• [SET TASK] Count the lines containing "Participants". Give the number alone.
** Start of RECORDS TO USE **
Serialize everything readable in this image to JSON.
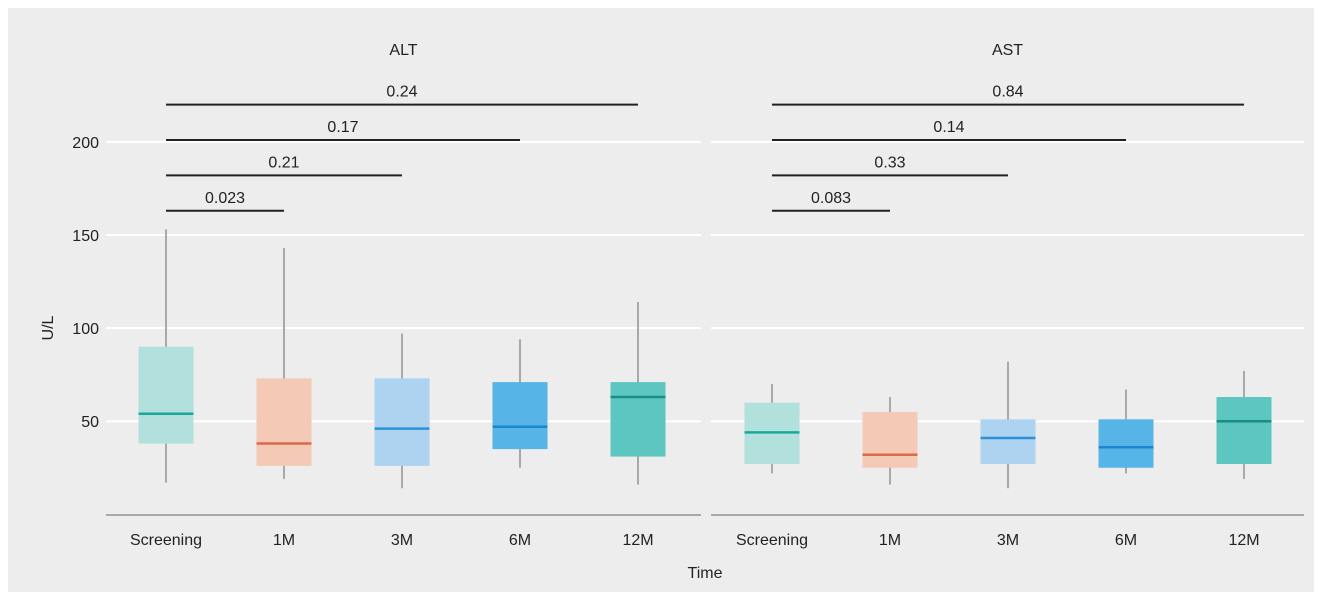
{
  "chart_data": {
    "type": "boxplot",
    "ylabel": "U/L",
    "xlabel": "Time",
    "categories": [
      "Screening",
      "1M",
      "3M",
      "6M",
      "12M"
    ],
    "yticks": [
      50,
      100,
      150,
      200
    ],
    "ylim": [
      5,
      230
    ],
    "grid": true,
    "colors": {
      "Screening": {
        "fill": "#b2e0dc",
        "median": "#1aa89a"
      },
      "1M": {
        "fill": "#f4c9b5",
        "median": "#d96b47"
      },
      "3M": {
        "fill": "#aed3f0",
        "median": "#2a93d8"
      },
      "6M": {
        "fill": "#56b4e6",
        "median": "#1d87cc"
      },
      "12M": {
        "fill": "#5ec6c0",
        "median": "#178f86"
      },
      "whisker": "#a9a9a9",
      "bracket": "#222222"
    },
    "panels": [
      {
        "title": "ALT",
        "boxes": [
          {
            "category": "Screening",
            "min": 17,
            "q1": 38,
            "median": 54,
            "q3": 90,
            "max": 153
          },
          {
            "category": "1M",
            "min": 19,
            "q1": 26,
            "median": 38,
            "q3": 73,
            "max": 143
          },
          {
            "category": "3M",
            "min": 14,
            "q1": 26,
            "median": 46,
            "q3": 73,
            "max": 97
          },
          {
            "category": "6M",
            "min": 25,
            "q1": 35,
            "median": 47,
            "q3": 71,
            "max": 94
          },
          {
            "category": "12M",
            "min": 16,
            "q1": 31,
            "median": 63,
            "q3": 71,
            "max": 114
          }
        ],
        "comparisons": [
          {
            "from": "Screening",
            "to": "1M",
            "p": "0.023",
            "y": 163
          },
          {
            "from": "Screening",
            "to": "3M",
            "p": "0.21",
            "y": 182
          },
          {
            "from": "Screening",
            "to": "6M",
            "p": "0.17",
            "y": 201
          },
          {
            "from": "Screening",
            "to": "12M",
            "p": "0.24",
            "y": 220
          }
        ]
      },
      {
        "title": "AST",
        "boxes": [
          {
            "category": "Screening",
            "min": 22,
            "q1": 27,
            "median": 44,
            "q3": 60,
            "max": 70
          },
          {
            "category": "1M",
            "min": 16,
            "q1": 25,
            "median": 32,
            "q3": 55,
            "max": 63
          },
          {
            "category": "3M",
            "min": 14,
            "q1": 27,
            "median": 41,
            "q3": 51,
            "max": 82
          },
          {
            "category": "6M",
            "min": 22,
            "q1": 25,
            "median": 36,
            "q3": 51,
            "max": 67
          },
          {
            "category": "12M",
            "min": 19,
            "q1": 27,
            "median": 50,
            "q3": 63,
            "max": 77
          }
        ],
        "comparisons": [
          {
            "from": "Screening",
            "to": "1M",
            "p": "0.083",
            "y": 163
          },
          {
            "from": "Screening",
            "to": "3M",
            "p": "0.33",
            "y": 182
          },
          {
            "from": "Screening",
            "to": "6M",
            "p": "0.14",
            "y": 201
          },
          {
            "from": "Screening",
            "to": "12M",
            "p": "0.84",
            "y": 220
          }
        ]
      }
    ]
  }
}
** End of RECORDS TO USE **
** Start of RECORDS TO USE **
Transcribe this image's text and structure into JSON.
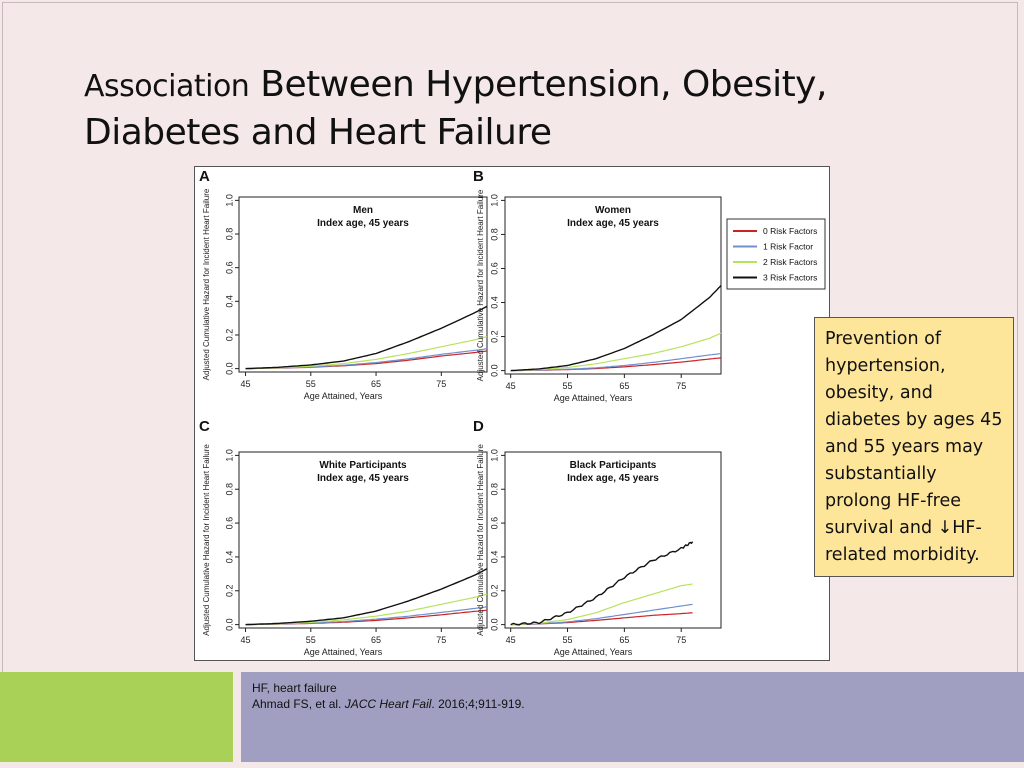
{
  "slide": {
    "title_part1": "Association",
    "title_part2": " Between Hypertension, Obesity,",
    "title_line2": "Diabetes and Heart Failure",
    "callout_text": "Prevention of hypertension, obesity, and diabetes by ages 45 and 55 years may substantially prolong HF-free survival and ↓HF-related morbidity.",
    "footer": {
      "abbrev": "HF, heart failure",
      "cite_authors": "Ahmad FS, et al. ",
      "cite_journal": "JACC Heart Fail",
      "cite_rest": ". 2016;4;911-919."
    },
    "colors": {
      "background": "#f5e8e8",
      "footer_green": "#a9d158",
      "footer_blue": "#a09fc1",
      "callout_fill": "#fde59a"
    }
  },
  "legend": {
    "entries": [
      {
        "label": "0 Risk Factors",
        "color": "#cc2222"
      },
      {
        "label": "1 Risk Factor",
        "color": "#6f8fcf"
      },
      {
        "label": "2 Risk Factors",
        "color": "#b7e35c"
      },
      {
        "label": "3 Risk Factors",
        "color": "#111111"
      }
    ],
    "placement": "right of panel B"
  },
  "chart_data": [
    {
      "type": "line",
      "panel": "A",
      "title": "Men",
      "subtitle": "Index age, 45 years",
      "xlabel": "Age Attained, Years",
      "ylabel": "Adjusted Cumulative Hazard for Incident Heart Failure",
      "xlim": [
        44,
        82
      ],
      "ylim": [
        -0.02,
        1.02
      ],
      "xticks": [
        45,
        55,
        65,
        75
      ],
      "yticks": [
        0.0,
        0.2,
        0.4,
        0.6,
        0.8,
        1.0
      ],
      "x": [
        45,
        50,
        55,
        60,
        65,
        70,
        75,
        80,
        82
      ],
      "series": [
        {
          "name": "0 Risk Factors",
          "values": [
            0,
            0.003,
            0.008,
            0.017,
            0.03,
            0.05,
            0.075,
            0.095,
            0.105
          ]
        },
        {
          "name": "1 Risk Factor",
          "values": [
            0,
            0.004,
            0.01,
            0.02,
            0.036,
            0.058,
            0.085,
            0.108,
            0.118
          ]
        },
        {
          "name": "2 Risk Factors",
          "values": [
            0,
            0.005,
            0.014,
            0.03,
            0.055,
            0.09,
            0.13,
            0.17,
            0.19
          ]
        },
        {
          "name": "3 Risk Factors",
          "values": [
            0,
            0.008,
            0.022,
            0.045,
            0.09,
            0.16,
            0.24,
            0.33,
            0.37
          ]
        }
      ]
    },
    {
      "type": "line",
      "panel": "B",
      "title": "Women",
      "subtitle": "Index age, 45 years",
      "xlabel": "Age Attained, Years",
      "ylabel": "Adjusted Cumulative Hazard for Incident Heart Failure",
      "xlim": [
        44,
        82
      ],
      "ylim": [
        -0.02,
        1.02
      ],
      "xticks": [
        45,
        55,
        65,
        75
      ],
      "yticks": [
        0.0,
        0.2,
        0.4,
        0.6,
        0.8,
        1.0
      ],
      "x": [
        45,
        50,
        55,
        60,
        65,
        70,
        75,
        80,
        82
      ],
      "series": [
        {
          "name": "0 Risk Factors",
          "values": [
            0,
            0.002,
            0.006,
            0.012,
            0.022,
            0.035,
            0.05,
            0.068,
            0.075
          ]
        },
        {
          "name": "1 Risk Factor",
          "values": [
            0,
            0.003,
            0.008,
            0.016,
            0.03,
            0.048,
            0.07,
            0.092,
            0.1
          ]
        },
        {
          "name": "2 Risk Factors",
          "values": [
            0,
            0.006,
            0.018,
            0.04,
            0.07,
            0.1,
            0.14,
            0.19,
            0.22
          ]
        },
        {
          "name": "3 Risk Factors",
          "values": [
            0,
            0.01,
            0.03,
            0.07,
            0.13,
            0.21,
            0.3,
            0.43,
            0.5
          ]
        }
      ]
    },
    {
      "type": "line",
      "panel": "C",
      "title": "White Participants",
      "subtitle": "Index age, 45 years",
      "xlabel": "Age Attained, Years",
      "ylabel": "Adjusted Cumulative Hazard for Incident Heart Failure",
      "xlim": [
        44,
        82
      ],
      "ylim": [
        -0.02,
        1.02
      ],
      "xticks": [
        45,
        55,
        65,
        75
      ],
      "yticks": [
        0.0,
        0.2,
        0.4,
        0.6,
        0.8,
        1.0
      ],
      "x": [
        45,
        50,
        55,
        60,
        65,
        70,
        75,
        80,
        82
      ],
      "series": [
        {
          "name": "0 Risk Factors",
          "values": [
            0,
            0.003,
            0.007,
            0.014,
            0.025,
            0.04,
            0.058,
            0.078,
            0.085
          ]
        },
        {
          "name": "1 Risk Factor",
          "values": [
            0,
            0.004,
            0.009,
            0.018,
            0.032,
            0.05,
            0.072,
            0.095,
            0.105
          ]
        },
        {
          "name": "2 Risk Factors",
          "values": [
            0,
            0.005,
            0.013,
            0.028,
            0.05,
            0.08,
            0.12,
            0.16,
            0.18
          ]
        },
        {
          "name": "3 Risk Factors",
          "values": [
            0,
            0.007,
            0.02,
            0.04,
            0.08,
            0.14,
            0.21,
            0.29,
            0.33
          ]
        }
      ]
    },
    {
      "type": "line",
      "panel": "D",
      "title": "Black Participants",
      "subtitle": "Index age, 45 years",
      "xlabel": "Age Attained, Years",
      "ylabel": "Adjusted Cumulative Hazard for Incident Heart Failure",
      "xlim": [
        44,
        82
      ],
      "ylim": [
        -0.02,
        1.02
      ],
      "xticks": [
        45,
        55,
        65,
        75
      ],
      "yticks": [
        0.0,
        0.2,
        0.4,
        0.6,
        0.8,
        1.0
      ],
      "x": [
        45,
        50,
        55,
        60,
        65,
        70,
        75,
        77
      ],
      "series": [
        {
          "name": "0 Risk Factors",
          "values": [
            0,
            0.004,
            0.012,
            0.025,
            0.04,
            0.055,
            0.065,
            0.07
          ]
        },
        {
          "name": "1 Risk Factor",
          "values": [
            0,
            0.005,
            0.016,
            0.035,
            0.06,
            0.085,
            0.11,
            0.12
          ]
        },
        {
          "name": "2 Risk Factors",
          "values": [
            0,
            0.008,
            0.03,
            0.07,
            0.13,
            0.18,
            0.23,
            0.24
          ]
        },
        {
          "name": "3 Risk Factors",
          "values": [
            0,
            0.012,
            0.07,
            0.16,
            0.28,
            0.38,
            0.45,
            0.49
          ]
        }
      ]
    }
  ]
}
** End of RECORDS TO USE **
• [COMPLETED TASK] 2